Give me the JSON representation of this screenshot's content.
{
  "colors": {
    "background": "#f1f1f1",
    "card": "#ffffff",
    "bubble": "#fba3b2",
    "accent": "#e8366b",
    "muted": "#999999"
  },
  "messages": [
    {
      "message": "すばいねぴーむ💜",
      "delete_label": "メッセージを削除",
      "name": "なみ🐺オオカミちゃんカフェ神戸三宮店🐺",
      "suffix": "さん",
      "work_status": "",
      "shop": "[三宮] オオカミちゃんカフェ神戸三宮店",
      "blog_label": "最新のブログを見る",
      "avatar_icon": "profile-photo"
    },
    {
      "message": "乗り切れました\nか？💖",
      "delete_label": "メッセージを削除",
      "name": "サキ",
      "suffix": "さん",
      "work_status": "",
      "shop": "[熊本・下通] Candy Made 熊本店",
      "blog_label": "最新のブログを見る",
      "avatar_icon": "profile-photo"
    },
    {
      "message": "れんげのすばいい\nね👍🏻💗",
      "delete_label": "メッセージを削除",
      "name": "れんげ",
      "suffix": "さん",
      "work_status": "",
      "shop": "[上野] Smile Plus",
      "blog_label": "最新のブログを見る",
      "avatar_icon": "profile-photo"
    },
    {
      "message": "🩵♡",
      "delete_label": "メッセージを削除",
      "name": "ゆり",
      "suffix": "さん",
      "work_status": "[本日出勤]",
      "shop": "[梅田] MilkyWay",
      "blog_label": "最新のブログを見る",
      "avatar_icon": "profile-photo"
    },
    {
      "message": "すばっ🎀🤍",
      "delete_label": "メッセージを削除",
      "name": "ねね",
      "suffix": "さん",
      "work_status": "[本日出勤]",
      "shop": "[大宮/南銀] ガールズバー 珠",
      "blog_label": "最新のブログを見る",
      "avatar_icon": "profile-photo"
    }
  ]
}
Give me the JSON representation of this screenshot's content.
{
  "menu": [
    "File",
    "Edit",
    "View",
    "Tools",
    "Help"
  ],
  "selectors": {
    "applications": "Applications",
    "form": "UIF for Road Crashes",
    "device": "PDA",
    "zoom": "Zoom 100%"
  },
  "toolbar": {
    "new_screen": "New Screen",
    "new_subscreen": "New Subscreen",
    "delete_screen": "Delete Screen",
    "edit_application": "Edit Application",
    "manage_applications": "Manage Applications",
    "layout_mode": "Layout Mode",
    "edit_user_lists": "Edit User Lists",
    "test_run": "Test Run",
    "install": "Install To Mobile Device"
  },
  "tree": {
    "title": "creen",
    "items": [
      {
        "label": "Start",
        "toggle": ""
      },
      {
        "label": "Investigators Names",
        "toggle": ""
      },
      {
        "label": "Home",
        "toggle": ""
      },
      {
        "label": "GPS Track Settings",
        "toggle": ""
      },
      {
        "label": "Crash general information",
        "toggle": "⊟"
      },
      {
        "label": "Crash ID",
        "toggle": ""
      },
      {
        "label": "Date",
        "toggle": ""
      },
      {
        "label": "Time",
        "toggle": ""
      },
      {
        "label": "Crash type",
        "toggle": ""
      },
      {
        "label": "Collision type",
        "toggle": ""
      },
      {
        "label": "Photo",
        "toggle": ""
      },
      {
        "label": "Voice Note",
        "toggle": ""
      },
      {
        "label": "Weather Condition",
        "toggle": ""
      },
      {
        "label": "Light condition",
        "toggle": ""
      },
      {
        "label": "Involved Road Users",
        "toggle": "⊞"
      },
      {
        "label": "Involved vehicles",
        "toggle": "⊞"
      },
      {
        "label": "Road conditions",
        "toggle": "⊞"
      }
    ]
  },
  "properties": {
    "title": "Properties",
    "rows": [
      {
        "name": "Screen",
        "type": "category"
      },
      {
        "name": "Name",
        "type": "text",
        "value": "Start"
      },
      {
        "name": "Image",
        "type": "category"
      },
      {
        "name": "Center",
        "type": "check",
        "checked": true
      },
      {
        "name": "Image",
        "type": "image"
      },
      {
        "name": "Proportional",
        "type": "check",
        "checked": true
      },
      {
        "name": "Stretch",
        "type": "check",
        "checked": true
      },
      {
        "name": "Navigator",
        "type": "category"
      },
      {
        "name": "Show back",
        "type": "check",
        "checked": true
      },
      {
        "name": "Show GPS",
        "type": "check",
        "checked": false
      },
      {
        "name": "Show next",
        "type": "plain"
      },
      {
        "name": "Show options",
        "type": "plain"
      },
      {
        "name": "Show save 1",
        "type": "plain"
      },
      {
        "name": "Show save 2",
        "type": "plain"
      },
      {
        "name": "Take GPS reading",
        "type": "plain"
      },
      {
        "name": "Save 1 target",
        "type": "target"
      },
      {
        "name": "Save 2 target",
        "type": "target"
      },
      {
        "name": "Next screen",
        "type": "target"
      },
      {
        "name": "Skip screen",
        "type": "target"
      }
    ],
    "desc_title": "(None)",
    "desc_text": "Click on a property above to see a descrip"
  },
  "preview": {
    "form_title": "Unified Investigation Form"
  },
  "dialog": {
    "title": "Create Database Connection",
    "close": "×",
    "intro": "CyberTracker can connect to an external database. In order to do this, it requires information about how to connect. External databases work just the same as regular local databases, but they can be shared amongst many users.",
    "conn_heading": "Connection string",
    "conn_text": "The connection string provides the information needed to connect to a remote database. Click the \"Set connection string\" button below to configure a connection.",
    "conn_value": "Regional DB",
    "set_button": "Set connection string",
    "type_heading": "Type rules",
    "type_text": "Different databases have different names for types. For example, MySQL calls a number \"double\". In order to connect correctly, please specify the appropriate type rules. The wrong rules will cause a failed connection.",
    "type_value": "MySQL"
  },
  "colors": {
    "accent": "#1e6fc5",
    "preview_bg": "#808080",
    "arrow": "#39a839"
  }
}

+===+

EXERCISE BRIEF:
Restate the whole listing exactly, leaving out nothing.

CORRECT RESULT:
Give me the JSON representation of this screenshot's content.
{
  "colors": {
    "background": "#f1f1f1",
    "card": "#ffffff",
    "bubble": "#fba3b2",
    "accent": "#e8366b",
    "muted": "#999999"
  },
  "messages": [
    {
      "message": "すばいねぴーむ💜",
      "delete_label": "メッセージを削除",
      "name": "なみ🐺オオカミちゃんカフェ神戸三宮店🐺",
      "suffix": "さん",
      "work_status": "",
      "shop": "[三宮] オオカミちゃんカフェ神戸三宮店",
      "blog_label": "最新のブログを見る",
      "avatar_icon": "profile-photo"
    },
    {
      "message": "乗り切れました\nか？💖",
      "delete_label": "メッセージを削除",
      "name": "サキ",
      "suffix": "さん",
      "work_status": "",
      "shop": "[熊本・下通] Candy Made 熊本店",
      "blog_label": "最新のブログを見る",
      "avatar_icon": "profile-photo"
    },
    {
      "message": "れんげのすばいい\nね👍🏻💗",
      "delete_label": "メッセージを削除",
      "name": "れんげ",
      "suffix": "さん",
      "work_status": "",
      "shop": "[上野] Smile Plus",
      "blog_label": "最新のブログを見る",
      "avatar_icon": "profile-photo"
    },
    {
      "message": "🩵♡",
      "delete_label": "メッセージを削除",
      "name": "ゆり",
      "suffix": "さん",
      "work_status": "[本日出勤]",
      "shop": "[梅田] MilkyWay",
      "blog_label": "最新のブログを見る",
      "avatar_icon": "profile-photo"
    },
    {
      "message": "すばっ🎀🤍",
      "delete_label": "メッセージを削除",
      "name": "ねね",
      "suffix": "さん",
      "work_status": "[本日出勤]",
      "shop": "[大宮/南銀] ガールズバー 珠",
      "blog_label": "最新のブログを見る",
      "avatar_icon": "profile-photo"
    }
  ]
}
Give me the JSON representation of this screenshot's content.
{
  "menu": [
    "File",
    "Edit",
    "View",
    "Tools",
    "Help"
  ],
  "selectors": {
    "applications": "Applications",
    "form": "UIF for Road Crashes",
    "device": "PDA",
    "zoom": "Zoom 100%"
  },
  "toolbar": {
    "new_screen": "New Screen",
    "new_subscreen": "New Subscreen",
    "delete_screen": "Delete Screen",
    "edit_application": "Edit Application",
    "manage_applications": "Manage Applications",
    "layout_mode": "Layout Mode",
    "edit_user_lists": "Edit User Lists",
    "test_run": "Test Run",
    "install": "Install To Mobile Device"
  },
  "tree": {
    "title": "creen",
    "items": [
      {
        "label": "Start",
        "toggle": ""
      },
      {
        "label": "Investigators Names",
        "toggle": ""
      },
      {
        "label": "Home",
        "toggle": ""
      },
      {
        "label": "GPS Track Settings",
        "toggle": ""
      },
      {
        "label": "Crash general information",
        "toggle": "⊟"
      },
      {
        "label": "Crash ID",
        "toggle": ""
      },
      {
        "label": "Date",
        "toggle": ""
      },
      {
        "label": "Time",
        "toggle": ""
      },
      {
        "label": "Crash type",
        "toggle": ""
      },
      {
        "label": "Collision type",
        "toggle": ""
      },
      {
        "label": "Photo",
        "toggle": ""
      },
      {
        "label": "Voice Note",
        "toggle": ""
      },
      {
        "label": "Weather Condition",
        "toggle": ""
      },
      {
        "label": "Light condition",
        "toggle": ""
      },
      {
        "label": "Involved Road Users",
        "toggle": "⊞"
      },
      {
        "label": "Involved vehicles",
        "toggle": "⊞"
      },
      {
        "label": "Road conditions",
        "toggle": "⊞"
      }
    ]
  },
  "properties": {
    "title": "Properties",
    "rows": [
      {
        "name": "Screen",
        "type": "category"
      },
      {
        "name": "Name",
        "type": "text",
        "value": "Start"
      },
      {
        "name": "Image",
        "type": "category"
      },
      {
        "name": "Center",
        "type": "check",
        "checked": true
      },
      {
        "name": "Image",
        "type": "image"
      },
      {
        "name": "Proportional",
        "type": "check",
        "checked": true
      },
      {
        "name": "Stretch",
        "type": "check",
        "checked": true
      },
      {
        "name": "Navigator",
        "type": "category"
      },
      {
        "name": "Show back",
        "type": "check",
        "checked": true
      },
      {
        "name": "Show GPS",
        "type": "check",
        "checked": false
      },
      {
        "name": "Show next",
        "type": "plain"
      },
      {
        "name": "Show options",
        "type": "plain"
      },
      {
        "name": "Show save 1",
        "type": "plain"
      },
      {
        "name": "Show save 2",
        "type": "plain"
      },
      {
        "name": "Take GPS reading",
        "type": "plain"
      },
      {
        "name": "Save 1 target",
        "type": "target"
      },
      {
        "name": "Save 2 target",
        "type": "target"
      },
      {
        "name": "Next screen",
        "type": "target"
      },
      {
        "name": "Skip screen",
        "type": "target"
      }
    ],
    "desc_title": "(None)",
    "desc_text": "Click on a property above to see a descrip"
  },
  "preview": {
    "form_title": "Unified Investigation Form"
  },
  "dialog": {
    "title": "Create Database Connection",
    "close": "×",
    "intro": "CyberTracker can connect to an external database. In order to do this, it requires information about how to connect. External databases work just the same as regular local databases, but they can be shared amongst many users.",
    "conn_heading": "Connection string",
    "conn_text": "The connection string provides the information needed to connect to a remote database. Click the \"Set connection string\" button below to configure a connection.",
    "conn_value": "Regional DB",
    "set_button": "Set connection string",
    "type_heading": "Type rules",
    "type_text": "Different databases have different names for types. For example, MySQL calls a number \"double\". In order to connect correctly, please specify the appropriate type rules. The wrong rules will cause a failed connection.",
    "type_value": "MySQL"
  },
  "colors": {
    "accent": "#1e6fc5",
    "preview_bg": "#808080",
    "arrow": "#39a839"
  }
}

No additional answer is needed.